BEGIN INFORMATION SUPPLIED

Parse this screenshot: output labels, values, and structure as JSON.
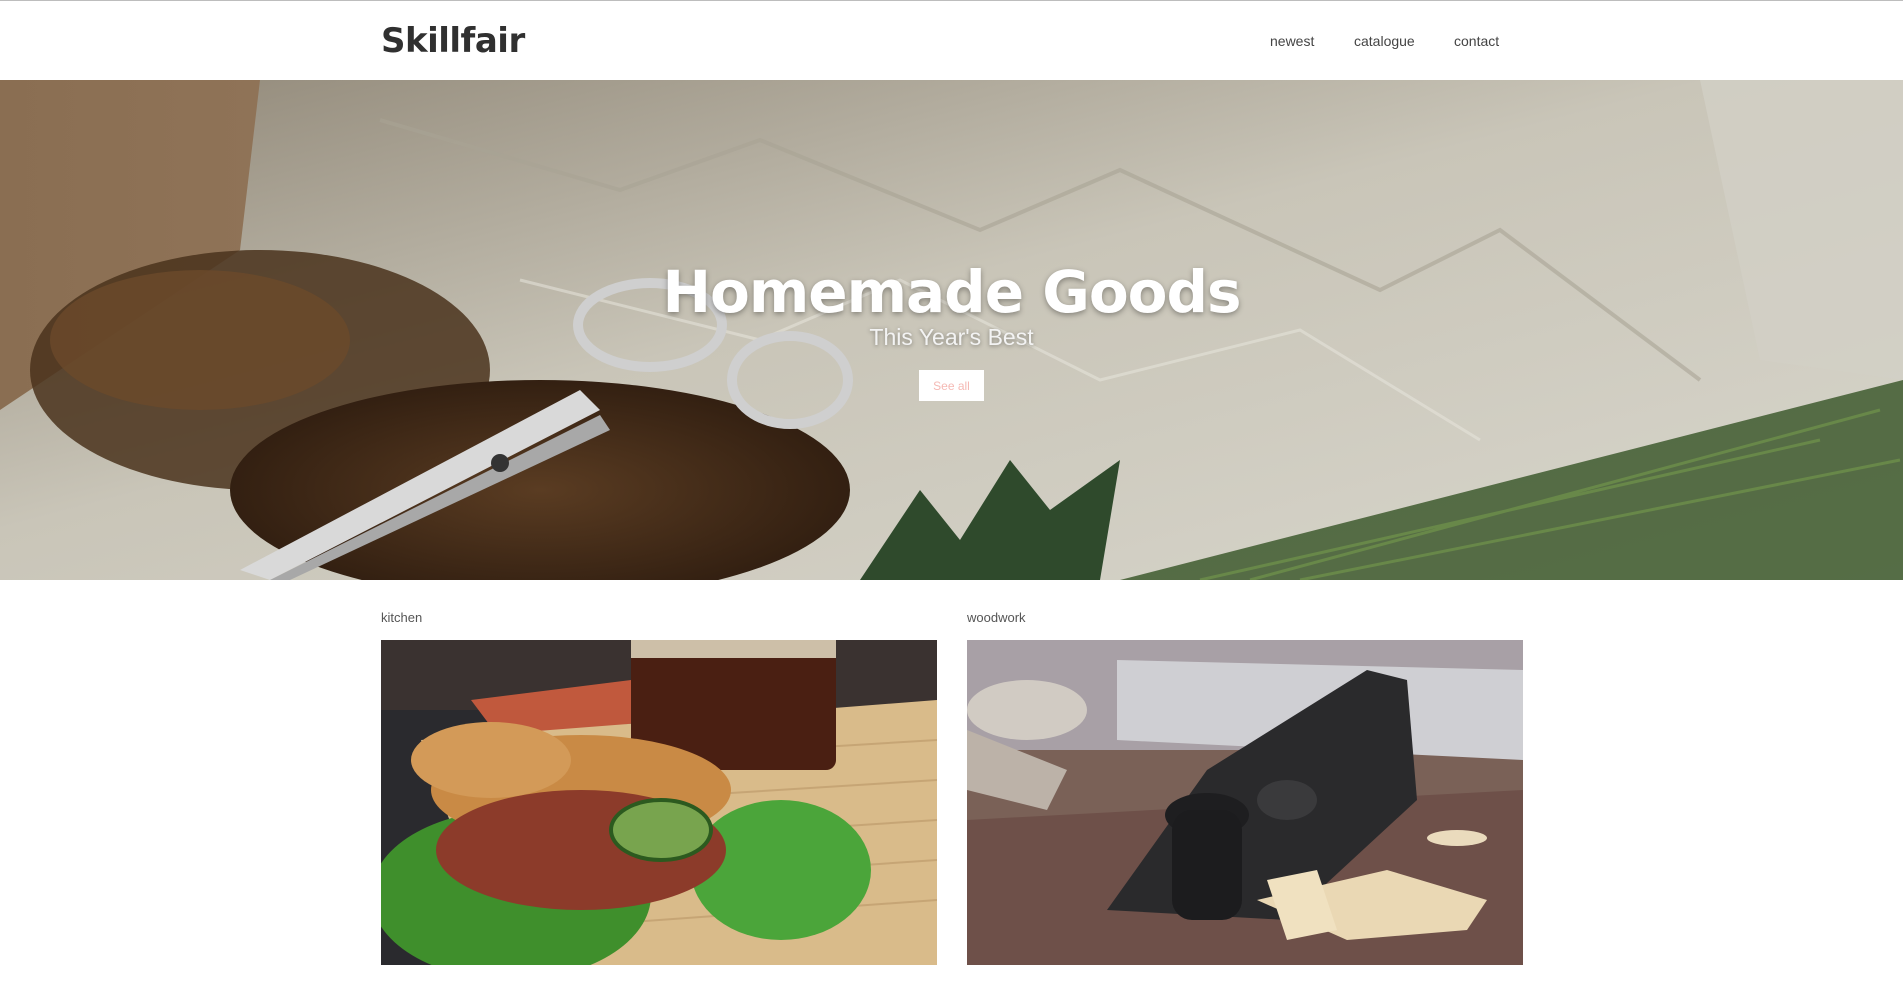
{
  "header": {
    "logo": "Skillfair",
    "nav": [
      {
        "label": "newest"
      },
      {
        "label": "catalogue"
      },
      {
        "label": "contact"
      }
    ]
  },
  "hero": {
    "title": "Homemade Goods",
    "subtitle": "This Year's Best",
    "button_label": "See all"
  },
  "categories": [
    {
      "label": "kitchen"
    },
    {
      "label": "woodwork"
    }
  ],
  "colors": {
    "text": "#333333",
    "button_text": "#f5b9b4",
    "background": "#ffffff"
  }
}
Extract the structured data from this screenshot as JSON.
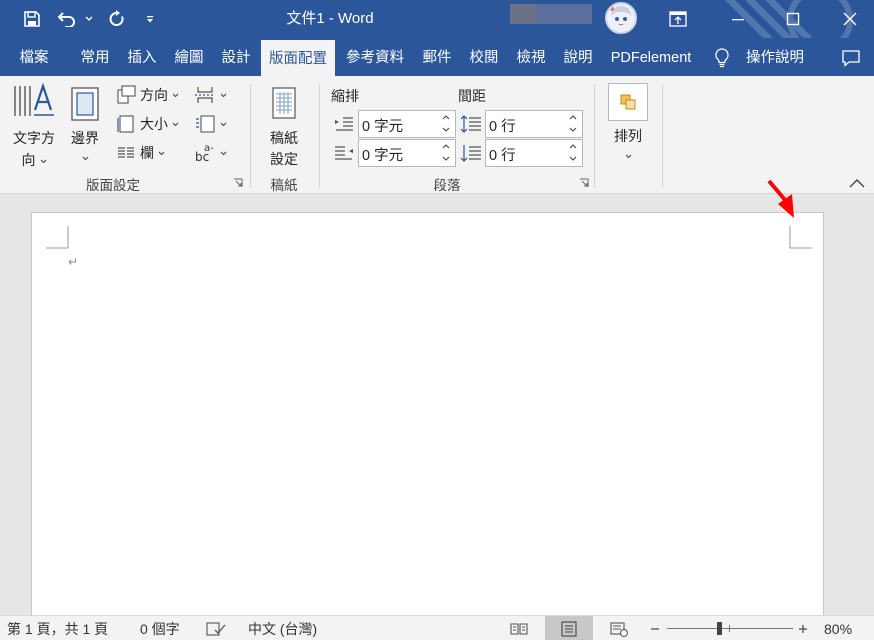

END INFORMATION SUPPLIED

_JOB_
Repeat each record exactly as shown above, dropping all images.

_ANSWER IN FULL_
Parse this screenshot: output labels, values, and structure as JSON.
{
  "header": {
    "logo": "Skillfair",
    "nav": [
      {
        "label": "newest"
      },
      {
        "label": "catalogue"
      },
      {
        "label": "contact"
      }
    ]
  },
  "hero": {
    "title": "Homemade Goods",
    "subtitle": "This Year's Best",
    "button_label": "See all"
  },
  "categories": [
    {
      "label": "kitchen"
    },
    {
      "label": "woodwork"
    }
  ],
  "colors": {
    "text": "#333333",
    "button_text": "#f5b9b4",
    "background": "#ffffff"
  }
}
Extract the structured data from this screenshot as JSON.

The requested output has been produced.